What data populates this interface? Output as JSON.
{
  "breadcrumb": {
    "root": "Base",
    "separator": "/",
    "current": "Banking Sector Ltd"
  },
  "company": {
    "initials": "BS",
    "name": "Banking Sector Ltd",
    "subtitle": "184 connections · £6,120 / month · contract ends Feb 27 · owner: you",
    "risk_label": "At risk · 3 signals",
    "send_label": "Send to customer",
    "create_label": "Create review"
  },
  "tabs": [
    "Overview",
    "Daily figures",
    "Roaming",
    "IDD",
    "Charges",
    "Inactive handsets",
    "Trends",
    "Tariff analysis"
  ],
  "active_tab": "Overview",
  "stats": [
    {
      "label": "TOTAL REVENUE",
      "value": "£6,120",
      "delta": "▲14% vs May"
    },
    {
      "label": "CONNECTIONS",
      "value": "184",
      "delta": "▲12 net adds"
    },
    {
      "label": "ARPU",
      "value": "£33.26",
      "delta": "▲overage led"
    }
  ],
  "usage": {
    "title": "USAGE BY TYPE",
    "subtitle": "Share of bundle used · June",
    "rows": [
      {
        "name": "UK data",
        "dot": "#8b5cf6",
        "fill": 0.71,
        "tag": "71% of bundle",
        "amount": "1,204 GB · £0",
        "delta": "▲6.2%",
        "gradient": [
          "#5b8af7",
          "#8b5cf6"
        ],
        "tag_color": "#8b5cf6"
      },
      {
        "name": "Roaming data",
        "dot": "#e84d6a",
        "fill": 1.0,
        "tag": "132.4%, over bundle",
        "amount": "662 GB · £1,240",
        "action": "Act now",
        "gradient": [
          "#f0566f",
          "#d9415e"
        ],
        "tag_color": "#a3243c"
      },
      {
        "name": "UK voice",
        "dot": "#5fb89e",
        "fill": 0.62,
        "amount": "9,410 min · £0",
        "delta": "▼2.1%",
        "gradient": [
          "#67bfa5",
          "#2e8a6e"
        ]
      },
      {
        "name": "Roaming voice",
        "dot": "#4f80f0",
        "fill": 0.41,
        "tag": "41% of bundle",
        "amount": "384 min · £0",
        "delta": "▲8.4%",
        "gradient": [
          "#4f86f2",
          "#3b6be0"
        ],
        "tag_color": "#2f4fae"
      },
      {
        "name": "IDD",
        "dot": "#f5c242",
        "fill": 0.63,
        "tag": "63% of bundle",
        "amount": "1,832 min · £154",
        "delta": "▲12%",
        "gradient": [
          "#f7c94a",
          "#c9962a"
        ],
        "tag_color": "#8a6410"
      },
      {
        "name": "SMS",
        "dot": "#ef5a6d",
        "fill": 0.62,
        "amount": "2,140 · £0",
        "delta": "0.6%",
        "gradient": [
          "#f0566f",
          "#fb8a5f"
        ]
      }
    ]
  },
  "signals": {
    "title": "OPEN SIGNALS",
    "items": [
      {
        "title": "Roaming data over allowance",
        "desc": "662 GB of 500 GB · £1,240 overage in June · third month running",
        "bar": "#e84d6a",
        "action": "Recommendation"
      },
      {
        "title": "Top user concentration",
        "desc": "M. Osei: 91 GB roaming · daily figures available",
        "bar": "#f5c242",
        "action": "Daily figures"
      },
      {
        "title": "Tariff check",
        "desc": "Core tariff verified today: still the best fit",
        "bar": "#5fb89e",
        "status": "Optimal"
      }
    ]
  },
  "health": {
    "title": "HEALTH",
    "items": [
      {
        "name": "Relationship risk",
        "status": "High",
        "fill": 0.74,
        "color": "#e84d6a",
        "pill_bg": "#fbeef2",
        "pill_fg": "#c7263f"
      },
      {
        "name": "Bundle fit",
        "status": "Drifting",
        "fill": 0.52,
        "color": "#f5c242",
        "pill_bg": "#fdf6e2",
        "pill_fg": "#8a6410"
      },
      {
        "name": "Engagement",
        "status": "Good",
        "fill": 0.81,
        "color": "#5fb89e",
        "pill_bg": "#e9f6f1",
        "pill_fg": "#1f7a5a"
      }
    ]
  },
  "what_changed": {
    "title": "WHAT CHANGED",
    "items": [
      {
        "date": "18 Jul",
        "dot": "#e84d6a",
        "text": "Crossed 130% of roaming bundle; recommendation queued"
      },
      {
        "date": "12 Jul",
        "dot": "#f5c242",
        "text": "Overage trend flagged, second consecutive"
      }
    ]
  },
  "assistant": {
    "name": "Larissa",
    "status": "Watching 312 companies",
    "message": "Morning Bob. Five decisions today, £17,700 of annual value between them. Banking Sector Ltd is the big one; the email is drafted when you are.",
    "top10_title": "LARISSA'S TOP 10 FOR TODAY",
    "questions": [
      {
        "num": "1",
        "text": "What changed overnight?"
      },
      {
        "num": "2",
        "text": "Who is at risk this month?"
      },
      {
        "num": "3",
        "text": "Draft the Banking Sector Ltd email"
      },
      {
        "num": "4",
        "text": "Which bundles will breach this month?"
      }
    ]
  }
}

--------------------------------

The task:
Scan the material above for the string "status" and return the lines that hold it.

Output for this exercise:
        "status": "Optimal"
        "status": "High",
        "status": "Drifting",
        "status": "Good",
    "status": "Watching 312 companies",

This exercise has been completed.